### [Extract]
________________________

W3C home > Mailing lists > Public > public-rdf-star@w3.org > December 2020

Re: RDF* vs RDF vs named graphs

From: Antoine Zimmermann <antoine.zimmermann@emse.fr>
Date: Thu, 3 Dec 2020 10:50:14 +0100
To: Olaf Hartig <olaf.hartig@liu.se>, Pierre-Antoine Champin <pierre-antoine.champin@ercim.eu>
Cc: public-rdf-star@w3.org, thomas lörtsch <tl@rat.io>
Message-ID: <87d7fa82-6a2e-89cf-5422-90a80ff1d35e@emse.fr>
Olaf, Pierre-Antoine,

I must say I understand very much Thomas's confusion, as I am myself 
more confused than ever about RDF* now.

Sometimes, it is said that RDF*'s primary goal is to connect the 
Property Graph world with the RDF world; sometimes, it is said that the 
goal of RDF* is to do "reification made right"; now RDF* is said to 
allow people to talk about triples themselves. While some of these goals 
may overlap, they are not the same goal, and they may clash in many cases.

In particular, if the goal is to allow people to talk about triples, 
rather than some other resources assumed to stand for the triple in some 
sense, then the interpretation of << :s :p :o >> should be the triple 
(:s, :p:, :o). Currently, the formal semantics just says that << :s :p 
:o >> is a kind of identifier for a resource of any kind. Two triples:

<< :s1 :p1 :o1 >> and << :s2 :p2 :o2 >>

can identify the same resource, and can be identifying people, flowers, 
buildings, classes, etc.; and embedded triples with blank nodes don't 
denote anything; they just are some kind of templates for ground 
triples, that in turn identify resources.

If, however, embedded triples are just ways to have the actual triple in 
the syntax (as opposed to a structure made of multiple triples that 
somehow is assumed to represent it), then ok, but then it does not mean 
that people are talking about triples when they use RDF* embedded 
triples. They may be using it for that purpose, but nothing prevent 
someone else to interpret it differently.

________________________

### [Dataset excerpt]
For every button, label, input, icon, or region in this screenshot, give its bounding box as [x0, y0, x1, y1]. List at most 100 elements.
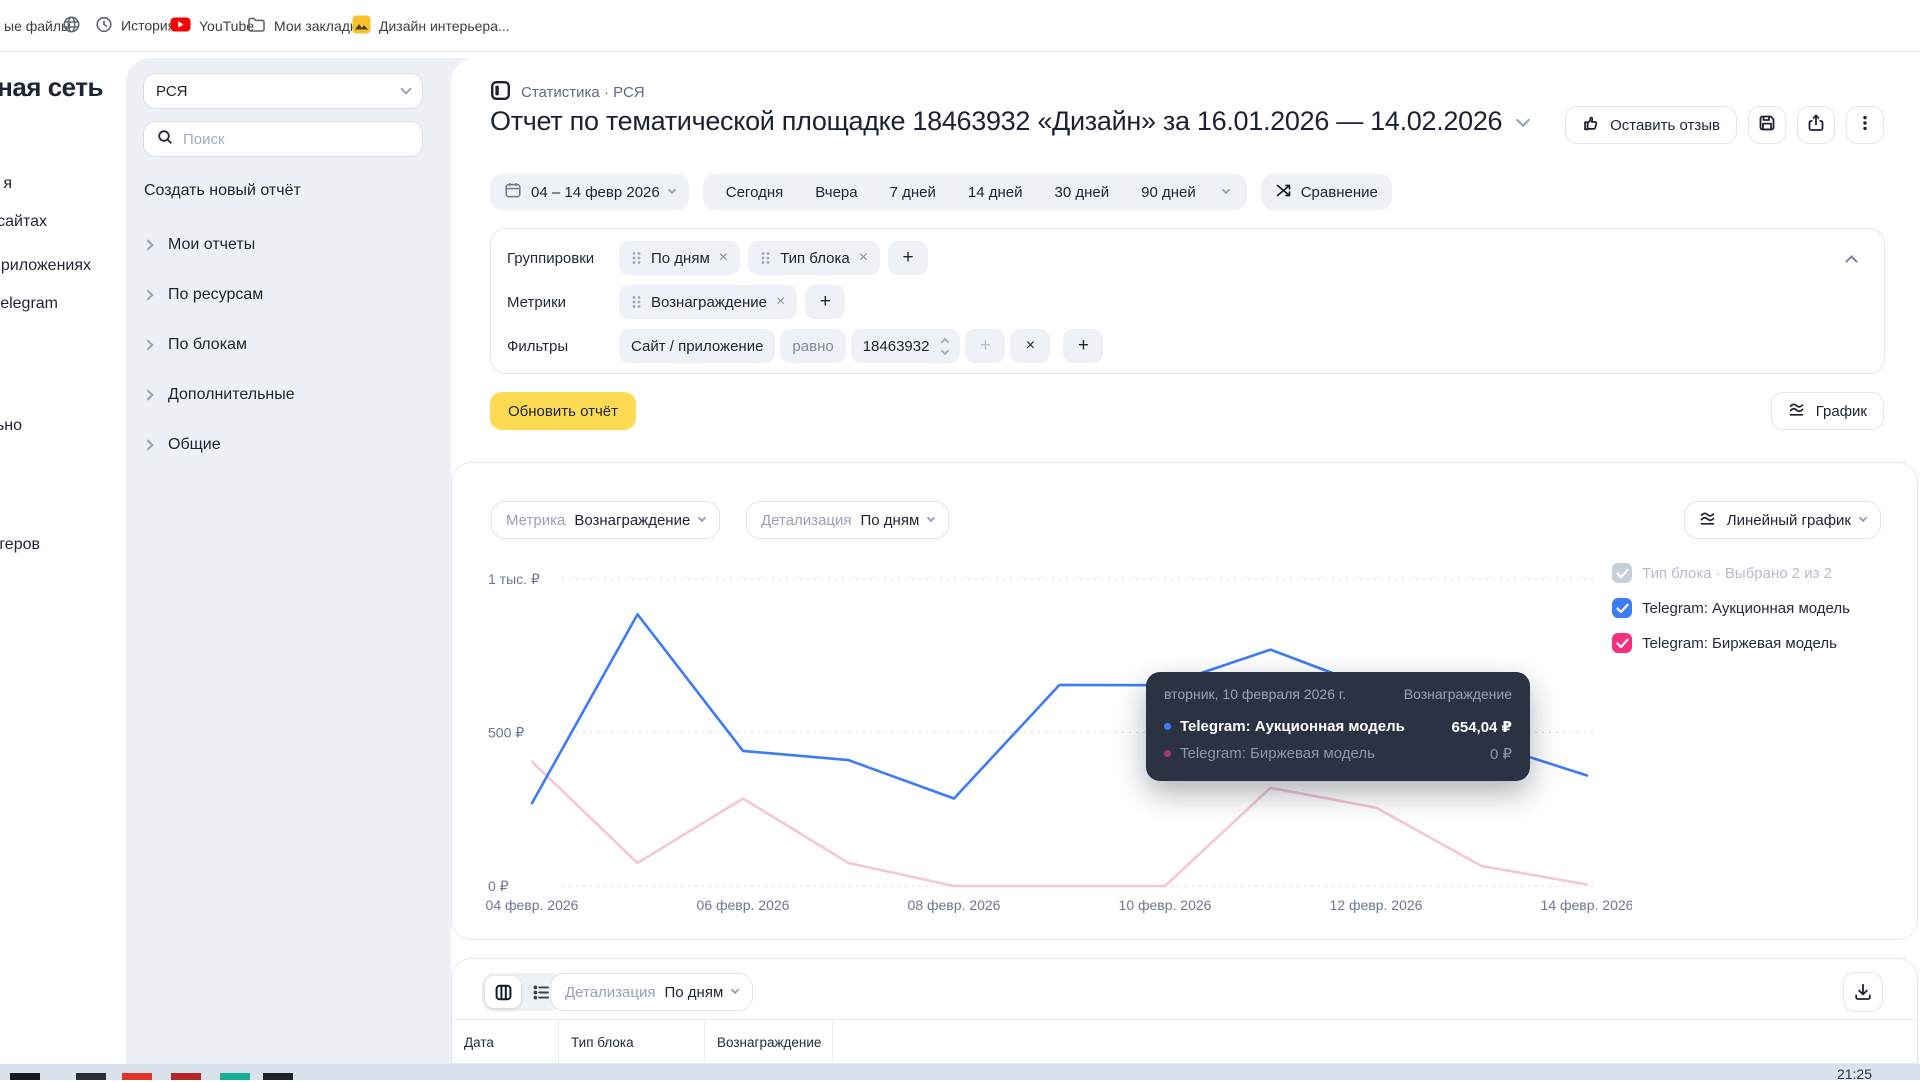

________________________

### [Description of the task]
Transcribe the RDF* mailing list post from "Sometimes, it is said that RDF*'s" to "in many cases.". Answer from the RDF* mailing list post alone.

### [Exercise output]
Sometimes, it is said that RDF*'s primary goal is to connect the 
Property Graph world with the RDF world; sometimes, it is said that the 
goal of RDF* is to do "reification made right"; now RDF* is said to 
allow people to talk about triples themselves. While some of these goals 
may overlap, they are not the same goal, and they may clash in many cases.